● EXERCISE
Extract every line of the entries below that contains the word "filing".

● MATERIALS PROVIDED
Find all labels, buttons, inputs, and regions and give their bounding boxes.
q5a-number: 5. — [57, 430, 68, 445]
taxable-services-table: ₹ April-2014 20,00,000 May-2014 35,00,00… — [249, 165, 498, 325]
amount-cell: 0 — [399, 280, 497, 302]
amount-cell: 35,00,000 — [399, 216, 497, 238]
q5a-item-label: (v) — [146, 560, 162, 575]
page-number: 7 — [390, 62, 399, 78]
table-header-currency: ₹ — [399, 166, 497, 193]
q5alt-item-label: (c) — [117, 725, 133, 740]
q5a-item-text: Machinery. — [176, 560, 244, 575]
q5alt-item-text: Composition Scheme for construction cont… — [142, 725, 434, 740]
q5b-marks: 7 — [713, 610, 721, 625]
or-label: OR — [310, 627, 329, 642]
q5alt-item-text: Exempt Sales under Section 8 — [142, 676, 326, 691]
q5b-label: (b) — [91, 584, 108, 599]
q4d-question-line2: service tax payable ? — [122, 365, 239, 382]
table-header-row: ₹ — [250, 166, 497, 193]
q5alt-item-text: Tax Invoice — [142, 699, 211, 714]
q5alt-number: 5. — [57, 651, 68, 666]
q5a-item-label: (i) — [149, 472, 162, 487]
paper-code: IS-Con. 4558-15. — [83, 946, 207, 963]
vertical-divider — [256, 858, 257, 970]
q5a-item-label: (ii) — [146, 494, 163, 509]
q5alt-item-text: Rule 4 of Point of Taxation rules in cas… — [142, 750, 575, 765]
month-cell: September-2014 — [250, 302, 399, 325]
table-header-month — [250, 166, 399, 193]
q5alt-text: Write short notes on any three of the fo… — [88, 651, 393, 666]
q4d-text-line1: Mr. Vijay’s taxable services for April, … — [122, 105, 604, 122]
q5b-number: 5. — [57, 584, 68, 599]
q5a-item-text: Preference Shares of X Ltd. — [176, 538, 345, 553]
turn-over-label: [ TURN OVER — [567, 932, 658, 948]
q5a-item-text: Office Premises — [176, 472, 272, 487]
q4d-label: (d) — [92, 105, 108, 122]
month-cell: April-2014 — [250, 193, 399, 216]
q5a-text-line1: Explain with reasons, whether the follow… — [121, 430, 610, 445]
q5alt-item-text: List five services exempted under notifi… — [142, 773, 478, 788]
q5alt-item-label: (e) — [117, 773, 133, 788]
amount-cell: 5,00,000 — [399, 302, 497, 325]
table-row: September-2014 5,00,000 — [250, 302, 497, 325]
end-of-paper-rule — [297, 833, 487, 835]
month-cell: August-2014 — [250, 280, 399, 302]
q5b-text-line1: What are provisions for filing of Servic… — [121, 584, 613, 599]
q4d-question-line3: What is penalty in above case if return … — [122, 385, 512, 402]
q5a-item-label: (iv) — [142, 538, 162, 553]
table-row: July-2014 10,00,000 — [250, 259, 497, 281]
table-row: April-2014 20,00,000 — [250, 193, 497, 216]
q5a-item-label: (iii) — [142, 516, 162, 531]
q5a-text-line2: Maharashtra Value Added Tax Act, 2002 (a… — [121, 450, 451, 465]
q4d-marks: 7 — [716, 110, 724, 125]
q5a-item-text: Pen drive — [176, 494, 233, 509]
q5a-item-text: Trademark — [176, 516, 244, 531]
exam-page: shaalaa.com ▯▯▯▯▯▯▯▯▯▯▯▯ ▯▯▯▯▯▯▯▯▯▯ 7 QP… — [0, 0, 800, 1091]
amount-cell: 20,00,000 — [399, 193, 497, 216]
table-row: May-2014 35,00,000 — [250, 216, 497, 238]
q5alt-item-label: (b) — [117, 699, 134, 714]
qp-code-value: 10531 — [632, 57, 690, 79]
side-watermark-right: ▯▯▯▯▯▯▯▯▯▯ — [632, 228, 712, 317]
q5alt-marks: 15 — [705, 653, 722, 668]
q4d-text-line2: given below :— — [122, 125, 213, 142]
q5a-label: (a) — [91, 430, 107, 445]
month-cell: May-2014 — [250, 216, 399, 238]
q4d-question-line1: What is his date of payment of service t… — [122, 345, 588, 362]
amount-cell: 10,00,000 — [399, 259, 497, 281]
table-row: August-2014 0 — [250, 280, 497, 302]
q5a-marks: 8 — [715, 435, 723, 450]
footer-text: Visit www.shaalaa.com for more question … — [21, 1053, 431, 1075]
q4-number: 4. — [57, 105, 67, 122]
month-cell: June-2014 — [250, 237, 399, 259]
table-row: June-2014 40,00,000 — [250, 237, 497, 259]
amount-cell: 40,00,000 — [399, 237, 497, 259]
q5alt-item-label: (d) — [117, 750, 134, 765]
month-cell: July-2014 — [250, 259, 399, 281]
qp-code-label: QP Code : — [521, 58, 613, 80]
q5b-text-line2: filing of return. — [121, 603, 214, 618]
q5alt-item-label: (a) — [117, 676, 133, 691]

● COMPLETE OUTPUT
q5b-text-line1: What are provisions for filing of Servic… — [121, 584, 613, 599]
q5b-text-line2: filing of return. — [121, 603, 214, 618]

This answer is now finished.